◆ **AIM OF THE EXERCISE**: Write out each line from the data below that includes the word "Filters".

◆ **Stored data entries**:
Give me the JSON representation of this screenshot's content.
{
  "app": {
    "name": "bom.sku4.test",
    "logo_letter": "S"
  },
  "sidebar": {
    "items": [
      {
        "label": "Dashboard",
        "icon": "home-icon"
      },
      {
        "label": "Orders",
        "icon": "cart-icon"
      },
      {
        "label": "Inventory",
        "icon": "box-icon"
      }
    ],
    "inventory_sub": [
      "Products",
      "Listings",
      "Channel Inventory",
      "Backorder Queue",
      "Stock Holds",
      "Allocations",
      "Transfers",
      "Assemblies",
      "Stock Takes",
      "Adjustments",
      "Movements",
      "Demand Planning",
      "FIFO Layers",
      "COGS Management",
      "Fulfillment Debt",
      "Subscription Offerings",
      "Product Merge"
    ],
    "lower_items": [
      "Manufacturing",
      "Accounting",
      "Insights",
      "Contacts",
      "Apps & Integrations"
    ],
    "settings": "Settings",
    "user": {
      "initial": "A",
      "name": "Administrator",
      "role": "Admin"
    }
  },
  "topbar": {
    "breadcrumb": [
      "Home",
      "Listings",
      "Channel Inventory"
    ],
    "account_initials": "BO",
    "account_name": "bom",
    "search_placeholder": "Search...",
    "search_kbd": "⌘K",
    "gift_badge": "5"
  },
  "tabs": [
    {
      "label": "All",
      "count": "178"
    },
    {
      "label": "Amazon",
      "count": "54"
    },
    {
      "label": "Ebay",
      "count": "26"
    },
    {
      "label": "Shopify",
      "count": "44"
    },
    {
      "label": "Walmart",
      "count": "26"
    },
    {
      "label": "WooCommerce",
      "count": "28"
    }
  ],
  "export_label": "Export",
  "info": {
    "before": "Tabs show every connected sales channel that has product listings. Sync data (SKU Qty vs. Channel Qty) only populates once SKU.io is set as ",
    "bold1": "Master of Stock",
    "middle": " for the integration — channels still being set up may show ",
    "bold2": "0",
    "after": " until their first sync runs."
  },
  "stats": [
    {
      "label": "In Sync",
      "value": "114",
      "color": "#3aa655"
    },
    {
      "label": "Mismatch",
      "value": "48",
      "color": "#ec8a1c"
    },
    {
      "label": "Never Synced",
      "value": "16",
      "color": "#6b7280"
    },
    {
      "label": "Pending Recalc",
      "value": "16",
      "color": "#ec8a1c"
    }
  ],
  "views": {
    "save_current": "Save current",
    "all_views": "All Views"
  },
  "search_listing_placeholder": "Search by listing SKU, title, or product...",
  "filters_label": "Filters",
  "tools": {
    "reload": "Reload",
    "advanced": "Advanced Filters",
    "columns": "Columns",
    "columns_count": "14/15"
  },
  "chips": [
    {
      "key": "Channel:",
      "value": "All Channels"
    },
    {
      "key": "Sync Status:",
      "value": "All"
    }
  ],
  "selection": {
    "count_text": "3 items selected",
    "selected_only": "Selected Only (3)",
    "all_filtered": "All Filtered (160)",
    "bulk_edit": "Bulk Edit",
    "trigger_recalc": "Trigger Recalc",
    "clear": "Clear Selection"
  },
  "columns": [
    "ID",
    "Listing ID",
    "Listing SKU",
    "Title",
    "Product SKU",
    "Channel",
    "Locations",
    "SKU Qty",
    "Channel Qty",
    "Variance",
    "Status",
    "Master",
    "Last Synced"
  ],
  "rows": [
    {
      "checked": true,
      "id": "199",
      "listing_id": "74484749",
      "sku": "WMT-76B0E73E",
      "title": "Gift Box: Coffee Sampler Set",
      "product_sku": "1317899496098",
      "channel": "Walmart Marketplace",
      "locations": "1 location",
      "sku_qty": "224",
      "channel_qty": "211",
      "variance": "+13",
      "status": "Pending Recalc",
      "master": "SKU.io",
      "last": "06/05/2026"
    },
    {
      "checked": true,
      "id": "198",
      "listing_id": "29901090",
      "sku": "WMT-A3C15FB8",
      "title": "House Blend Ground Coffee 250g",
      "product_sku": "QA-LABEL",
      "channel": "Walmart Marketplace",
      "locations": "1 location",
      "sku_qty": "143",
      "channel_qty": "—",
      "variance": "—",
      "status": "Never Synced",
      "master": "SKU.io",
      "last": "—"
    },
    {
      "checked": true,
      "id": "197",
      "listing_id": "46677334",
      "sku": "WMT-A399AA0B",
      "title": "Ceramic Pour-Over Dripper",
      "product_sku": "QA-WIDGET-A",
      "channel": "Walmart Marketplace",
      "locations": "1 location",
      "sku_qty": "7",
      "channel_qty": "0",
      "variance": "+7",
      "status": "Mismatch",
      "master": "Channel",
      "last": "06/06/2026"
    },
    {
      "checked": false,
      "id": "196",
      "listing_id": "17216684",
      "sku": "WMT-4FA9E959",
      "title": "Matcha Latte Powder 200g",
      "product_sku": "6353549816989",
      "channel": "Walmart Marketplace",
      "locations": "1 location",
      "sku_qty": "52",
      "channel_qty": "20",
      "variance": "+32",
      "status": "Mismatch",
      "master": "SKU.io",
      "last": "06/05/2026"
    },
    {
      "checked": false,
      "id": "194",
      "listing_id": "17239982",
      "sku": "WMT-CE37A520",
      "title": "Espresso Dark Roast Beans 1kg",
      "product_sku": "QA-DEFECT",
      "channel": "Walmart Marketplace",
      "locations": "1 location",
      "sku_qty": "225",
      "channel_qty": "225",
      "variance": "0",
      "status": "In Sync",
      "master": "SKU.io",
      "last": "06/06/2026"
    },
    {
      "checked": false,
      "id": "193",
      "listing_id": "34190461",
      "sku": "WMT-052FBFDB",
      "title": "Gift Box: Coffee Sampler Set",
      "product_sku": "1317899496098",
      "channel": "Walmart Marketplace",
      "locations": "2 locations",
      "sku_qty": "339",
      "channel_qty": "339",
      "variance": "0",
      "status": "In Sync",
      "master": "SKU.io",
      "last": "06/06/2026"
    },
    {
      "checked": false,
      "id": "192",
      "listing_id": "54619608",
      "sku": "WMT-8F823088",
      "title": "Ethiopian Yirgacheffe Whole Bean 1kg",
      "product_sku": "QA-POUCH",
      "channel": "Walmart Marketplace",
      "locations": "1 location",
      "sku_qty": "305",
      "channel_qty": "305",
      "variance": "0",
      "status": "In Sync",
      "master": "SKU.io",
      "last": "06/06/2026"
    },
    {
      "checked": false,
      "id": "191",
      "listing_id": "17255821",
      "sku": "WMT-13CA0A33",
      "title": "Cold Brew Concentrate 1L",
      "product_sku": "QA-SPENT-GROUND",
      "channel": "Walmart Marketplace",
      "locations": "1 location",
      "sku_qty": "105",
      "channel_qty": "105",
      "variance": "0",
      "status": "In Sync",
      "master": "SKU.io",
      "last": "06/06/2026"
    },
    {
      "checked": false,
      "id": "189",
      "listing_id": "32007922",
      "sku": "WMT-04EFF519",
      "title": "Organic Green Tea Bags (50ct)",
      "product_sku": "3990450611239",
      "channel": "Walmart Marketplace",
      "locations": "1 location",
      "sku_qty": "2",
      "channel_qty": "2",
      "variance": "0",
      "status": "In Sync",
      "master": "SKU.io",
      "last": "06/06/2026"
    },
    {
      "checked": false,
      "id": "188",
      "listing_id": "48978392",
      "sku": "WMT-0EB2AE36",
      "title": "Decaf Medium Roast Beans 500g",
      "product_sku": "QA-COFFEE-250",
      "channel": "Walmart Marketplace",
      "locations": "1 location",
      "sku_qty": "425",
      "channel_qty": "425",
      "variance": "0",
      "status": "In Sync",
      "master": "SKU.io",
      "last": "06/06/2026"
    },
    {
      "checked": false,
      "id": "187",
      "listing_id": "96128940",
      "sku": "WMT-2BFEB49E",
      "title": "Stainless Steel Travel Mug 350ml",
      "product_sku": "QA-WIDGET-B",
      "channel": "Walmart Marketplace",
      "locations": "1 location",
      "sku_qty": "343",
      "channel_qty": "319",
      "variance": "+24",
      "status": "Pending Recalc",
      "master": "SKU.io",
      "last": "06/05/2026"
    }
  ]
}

◆ **EXERCISE SOLUTION**:
  "filters_label": "Filters",
    "advanced": "Advanced Filters",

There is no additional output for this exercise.